- [RECORDS PROVIDED]:

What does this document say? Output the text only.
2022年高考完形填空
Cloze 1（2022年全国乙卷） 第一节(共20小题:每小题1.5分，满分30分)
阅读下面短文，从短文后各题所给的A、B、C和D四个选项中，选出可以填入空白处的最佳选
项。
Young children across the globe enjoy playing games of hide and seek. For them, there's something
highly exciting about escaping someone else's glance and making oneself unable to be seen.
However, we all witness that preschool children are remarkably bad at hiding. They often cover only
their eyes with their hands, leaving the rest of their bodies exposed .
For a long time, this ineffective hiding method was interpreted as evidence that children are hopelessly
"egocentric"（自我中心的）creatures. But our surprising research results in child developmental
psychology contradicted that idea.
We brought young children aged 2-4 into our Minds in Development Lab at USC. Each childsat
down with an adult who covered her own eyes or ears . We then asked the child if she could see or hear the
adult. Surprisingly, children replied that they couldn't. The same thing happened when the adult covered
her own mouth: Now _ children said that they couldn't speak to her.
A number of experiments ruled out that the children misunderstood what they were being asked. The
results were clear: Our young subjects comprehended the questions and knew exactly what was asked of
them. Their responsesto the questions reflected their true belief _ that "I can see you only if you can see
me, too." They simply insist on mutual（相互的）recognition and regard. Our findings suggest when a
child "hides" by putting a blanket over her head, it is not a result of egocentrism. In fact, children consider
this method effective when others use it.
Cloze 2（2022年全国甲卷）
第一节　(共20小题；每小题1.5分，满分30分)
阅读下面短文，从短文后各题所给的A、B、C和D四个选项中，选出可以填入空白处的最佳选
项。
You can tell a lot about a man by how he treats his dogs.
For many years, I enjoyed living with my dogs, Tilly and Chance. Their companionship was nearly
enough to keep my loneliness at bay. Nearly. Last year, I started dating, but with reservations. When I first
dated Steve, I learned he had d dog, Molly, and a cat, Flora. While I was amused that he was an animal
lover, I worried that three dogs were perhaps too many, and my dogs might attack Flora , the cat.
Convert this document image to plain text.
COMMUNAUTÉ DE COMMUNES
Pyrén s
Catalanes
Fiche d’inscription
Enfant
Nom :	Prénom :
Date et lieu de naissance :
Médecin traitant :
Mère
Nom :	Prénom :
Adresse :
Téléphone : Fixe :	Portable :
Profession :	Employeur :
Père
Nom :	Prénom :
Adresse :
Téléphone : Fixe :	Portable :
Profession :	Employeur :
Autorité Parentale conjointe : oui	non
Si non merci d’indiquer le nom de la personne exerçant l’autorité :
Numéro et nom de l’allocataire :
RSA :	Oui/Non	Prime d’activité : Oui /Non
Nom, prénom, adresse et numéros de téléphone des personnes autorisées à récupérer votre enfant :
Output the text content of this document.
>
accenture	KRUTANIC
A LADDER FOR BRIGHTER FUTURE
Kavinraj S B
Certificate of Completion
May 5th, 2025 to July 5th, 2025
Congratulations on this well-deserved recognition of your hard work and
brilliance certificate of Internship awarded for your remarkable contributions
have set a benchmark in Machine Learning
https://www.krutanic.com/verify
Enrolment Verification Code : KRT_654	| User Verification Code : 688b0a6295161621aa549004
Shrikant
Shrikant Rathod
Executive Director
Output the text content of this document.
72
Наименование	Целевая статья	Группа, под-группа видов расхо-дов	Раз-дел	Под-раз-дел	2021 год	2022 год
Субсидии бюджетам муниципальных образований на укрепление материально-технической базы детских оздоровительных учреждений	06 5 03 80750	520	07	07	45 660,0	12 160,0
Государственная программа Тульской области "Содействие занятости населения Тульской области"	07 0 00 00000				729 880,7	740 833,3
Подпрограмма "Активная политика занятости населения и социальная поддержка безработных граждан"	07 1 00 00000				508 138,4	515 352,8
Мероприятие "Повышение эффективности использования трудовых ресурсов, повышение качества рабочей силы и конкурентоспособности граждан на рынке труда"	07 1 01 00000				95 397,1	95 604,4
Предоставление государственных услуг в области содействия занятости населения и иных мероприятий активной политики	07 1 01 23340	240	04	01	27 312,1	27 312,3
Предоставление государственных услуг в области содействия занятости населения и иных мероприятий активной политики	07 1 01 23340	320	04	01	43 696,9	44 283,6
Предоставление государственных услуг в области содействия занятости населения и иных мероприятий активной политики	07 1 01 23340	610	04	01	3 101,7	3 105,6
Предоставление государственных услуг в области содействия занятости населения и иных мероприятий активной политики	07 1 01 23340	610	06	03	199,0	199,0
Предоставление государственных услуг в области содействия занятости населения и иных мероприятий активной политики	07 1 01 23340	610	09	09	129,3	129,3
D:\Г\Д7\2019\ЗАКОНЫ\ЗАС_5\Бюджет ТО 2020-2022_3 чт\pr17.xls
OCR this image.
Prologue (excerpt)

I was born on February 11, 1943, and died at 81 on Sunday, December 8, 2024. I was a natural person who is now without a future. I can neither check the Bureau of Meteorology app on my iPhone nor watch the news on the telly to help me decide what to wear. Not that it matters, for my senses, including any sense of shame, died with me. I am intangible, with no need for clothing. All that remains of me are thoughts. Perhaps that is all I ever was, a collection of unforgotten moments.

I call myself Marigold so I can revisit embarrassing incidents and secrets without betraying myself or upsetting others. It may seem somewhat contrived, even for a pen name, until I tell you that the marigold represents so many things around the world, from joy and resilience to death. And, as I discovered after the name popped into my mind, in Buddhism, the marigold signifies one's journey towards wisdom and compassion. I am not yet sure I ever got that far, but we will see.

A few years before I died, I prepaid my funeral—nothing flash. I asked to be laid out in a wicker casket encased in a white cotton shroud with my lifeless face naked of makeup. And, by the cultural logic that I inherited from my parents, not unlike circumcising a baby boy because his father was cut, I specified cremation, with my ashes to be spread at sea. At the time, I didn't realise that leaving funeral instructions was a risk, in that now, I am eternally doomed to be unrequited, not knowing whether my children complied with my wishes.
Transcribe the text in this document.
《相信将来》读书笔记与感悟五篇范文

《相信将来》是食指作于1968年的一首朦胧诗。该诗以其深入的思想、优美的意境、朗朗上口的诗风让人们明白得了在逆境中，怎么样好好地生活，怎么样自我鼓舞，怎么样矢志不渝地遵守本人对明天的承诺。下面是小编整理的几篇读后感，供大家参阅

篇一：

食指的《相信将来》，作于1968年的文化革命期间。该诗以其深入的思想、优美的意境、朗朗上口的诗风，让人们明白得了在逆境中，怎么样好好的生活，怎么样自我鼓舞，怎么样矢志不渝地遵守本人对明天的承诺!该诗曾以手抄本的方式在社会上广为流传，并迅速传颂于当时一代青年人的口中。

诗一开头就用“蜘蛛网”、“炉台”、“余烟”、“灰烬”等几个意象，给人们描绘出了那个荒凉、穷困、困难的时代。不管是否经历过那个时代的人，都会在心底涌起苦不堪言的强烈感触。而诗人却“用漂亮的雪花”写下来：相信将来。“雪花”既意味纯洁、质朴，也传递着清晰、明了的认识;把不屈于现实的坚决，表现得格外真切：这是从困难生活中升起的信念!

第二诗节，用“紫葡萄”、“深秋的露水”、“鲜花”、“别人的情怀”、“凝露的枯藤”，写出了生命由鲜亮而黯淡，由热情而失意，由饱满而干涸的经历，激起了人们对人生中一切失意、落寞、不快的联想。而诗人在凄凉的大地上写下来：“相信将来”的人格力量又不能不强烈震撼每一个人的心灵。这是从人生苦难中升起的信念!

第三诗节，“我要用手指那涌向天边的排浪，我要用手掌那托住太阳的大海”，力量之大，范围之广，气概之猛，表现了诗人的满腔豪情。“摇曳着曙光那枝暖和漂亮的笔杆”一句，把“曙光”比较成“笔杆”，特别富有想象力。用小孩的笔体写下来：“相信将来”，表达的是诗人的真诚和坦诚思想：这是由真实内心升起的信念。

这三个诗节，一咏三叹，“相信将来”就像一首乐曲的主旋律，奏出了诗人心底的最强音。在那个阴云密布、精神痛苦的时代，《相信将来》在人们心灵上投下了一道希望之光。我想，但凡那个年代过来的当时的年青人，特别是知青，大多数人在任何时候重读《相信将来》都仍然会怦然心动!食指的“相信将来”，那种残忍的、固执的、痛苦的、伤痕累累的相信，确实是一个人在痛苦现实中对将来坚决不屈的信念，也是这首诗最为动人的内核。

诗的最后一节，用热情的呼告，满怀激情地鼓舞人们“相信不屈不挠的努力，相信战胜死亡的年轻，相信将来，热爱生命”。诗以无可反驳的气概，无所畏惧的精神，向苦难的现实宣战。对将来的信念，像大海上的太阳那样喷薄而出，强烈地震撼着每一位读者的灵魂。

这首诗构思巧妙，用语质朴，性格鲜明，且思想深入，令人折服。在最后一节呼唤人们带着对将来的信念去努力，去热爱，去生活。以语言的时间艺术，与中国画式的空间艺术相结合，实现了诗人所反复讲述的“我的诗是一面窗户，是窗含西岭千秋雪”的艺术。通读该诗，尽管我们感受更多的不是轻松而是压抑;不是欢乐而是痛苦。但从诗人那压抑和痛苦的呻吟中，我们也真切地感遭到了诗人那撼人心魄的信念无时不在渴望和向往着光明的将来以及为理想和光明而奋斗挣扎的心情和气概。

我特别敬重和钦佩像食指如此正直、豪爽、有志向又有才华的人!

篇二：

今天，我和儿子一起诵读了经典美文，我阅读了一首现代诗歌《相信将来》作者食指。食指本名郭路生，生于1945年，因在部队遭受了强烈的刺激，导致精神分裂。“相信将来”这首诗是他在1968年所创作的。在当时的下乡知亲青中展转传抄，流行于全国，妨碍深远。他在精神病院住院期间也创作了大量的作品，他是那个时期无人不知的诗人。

- [TASK REQUIREMENTS]:
Where a line above includes "document", copy that line.

- [FINISHED ANSWER]:
What does this document say? Output the text only.
Convert this document image to plain text.
Output the text content of this document.
Output the text content of this document.
Transcribe the text in this document.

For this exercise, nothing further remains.